→ **Aim**: Using the entries that follow, collect the lines where the word "para" appears.

→ **Listing**:

****

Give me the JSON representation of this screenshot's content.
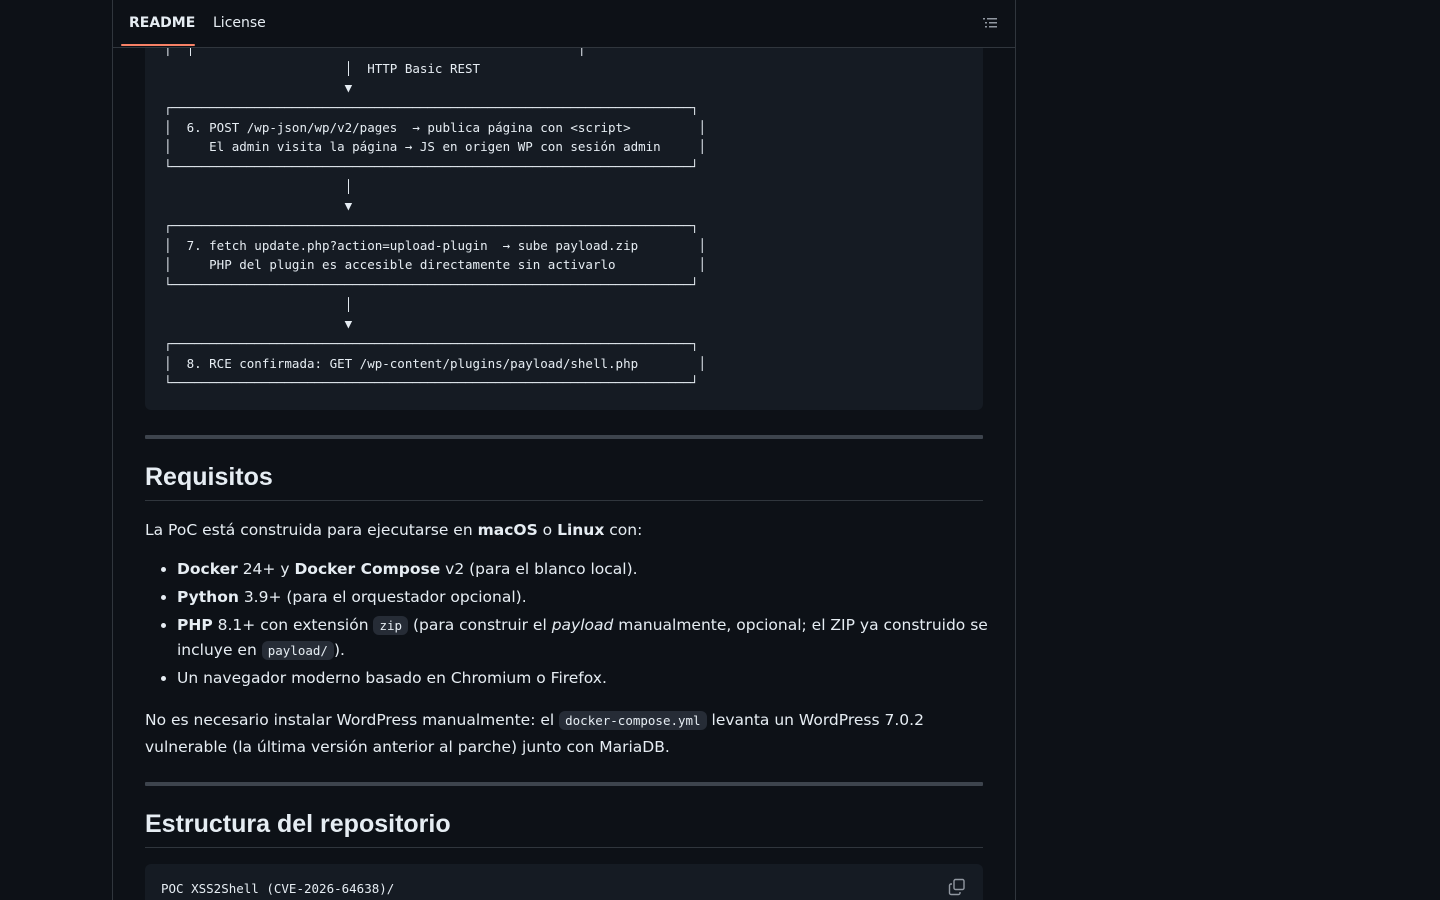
{
  "tabs": {
    "readme": "README",
    "license": "License"
  },
  "icons": {
    "outline": "list-outline-icon",
    "copy": "copy-icon"
  },
  "diagram_code": "│  │                                                   │\n                        │  HTTP Basic REST\n                        ▼\n┌─────────────────────────────────────────────────────────────────────┐\n│  6. POST /wp-json/wp/v2/pages  → publica página con <script>         │\n│     El admin visita la página → JS en origen WP con sesión admin     │\n└─────────────────────────────────────────────────────────────────────┘\n                        │\n                        ▼\n┌─────────────────────────────────────────────────────────────────────┐\n│  7. fetch update.php?action=upload-plugin  → sube payload.zip        │\n│     PHP del plugin es accesible directamente sin activarlo           │\n└─────────────────────────────────────────────────────────────────────┘\n                        │\n                        ▼\n┌─────────────────────────────────────────────────────────────────────┐\n│  8. RCE confirmada: GET /wp-content/plugins/payload/shell.php        │\n└─────────────────────────────────────────────────────────────────────┘",
  "requisitos": {
    "heading": "Requisitos",
    "intro": {
      "before": "La PoC está construida para ejecutarse en ",
      "b1": "macOS",
      "mid": " o ",
      "b2": "Linux",
      "after": " con:"
    },
    "items": [
      {
        "b1": "Docker",
        "t1": " 24+ y ",
        "b2": "Docker Compose",
        "t2": " v2 (para el blanco local)."
      },
      {
        "b1": "Python",
        "t1": " 3.9+ (para el orquestador opcional)."
      },
      {
        "b1": "PHP",
        "t1": " 8.1+ con extensión ",
        "code1": "zip",
        "t2": " (para construir el ",
        "em": "payload",
        "t3": " manualmente, opcional; el ZIP ya construido se incluye en ",
        "code2": "payload/",
        "t4": ")."
      },
      {
        "t1": "Un navegador moderno basado en Chromium o Firefox."
      }
    ],
    "note": {
      "before": "No es necesario instalar WordPress manualmente: el ",
      "code": "docker-compose.yml",
      "after": " levanta un WordPress 7.0.2 vulnerable (la última versión anterior al parche) junto con MariaDB."
    }
  },
  "estructura": {
    "heading": "Estructura del repositorio",
    "code": "POC XSS2Shell (CVE-2026-64638)/"
  }
}
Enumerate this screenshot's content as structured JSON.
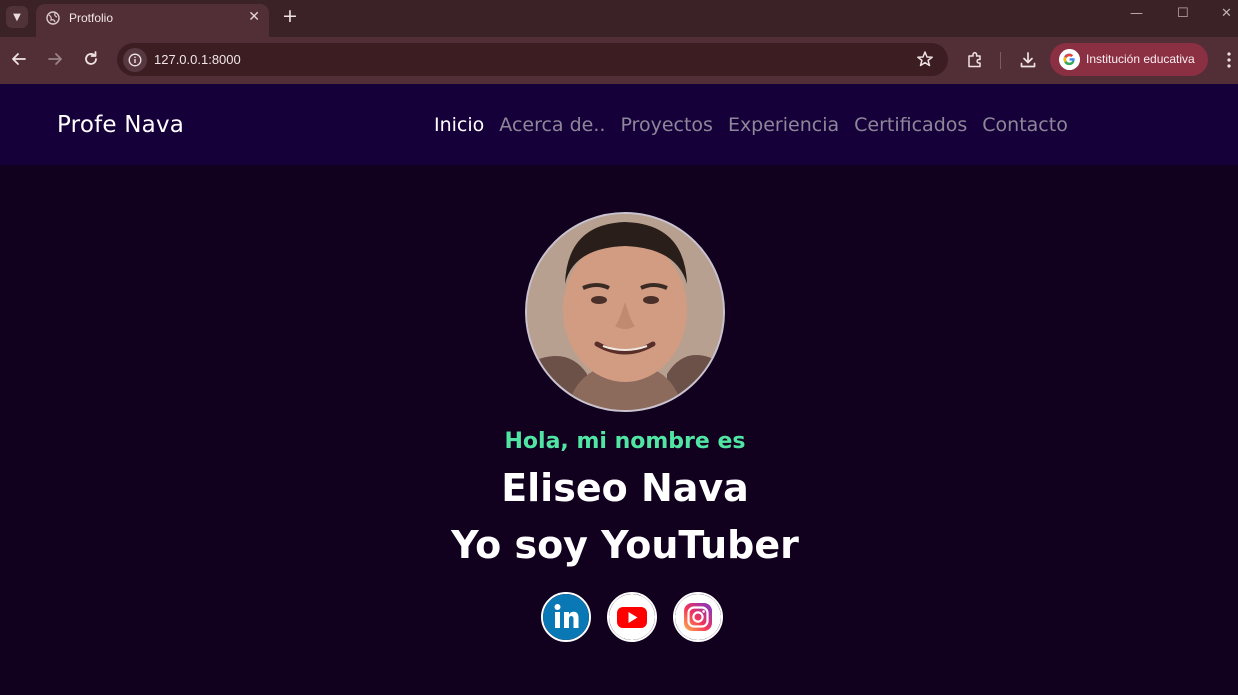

****

→ **Answer for this exercise**:
      "before": "La PoC está construida para ejecutarse en ",
        "t2": " v2 (para el blanco local)."
        "t1": " 3.9+ (para el orquestador opcional)."
        "t2": " (para construir el ",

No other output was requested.